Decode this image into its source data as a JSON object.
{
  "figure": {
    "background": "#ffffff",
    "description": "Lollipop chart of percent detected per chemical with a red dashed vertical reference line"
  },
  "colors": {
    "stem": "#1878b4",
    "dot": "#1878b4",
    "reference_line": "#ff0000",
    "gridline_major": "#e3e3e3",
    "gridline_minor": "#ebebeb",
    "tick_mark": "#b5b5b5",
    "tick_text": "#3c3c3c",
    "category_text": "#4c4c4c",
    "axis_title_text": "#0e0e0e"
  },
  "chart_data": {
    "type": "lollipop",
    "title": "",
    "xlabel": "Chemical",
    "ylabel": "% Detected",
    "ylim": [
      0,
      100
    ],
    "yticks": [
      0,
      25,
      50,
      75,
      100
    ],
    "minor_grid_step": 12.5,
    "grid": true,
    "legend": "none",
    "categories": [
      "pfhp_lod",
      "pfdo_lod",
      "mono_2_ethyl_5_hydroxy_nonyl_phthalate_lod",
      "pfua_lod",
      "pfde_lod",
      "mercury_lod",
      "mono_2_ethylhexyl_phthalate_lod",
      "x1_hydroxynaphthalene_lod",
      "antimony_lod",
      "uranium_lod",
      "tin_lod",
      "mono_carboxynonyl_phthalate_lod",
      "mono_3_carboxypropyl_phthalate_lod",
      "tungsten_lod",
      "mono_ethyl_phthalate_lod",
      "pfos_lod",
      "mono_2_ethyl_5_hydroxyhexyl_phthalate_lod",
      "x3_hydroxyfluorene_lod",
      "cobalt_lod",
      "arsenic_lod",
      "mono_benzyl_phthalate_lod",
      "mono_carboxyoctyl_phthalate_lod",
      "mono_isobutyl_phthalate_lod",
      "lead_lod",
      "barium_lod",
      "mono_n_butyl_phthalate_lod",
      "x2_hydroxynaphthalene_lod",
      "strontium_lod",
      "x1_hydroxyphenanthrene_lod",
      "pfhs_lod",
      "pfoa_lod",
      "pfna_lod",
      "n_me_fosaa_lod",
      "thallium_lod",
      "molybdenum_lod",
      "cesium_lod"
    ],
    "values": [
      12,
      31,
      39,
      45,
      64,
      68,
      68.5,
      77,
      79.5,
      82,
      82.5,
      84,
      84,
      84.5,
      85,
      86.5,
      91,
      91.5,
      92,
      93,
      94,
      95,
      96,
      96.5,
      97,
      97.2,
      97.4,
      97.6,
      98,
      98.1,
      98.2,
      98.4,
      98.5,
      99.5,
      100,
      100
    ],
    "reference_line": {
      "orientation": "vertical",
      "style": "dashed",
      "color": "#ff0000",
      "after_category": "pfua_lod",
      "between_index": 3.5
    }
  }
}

------

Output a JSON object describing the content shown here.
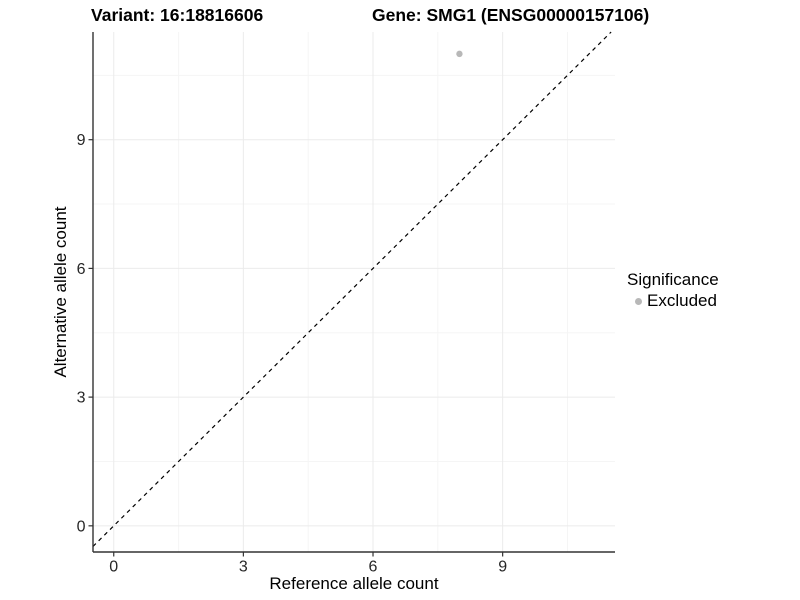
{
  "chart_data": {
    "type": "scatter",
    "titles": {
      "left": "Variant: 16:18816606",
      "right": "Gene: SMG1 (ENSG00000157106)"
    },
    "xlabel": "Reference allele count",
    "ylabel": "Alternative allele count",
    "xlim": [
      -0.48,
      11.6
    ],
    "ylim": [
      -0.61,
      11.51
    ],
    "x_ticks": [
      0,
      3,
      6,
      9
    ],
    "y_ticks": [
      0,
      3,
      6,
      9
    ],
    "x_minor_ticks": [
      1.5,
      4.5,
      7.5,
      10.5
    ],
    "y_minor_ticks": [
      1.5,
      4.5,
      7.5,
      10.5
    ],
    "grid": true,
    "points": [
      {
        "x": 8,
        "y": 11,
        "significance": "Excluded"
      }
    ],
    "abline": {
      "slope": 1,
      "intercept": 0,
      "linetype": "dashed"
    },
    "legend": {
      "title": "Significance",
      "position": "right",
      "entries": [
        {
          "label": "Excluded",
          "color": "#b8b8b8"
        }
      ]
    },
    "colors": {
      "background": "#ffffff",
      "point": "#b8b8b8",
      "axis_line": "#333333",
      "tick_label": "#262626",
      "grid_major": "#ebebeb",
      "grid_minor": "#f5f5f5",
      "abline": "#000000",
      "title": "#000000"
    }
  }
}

------

Say how many lines in the entries contain the string "vertical", and say nothing else.

_The result_
2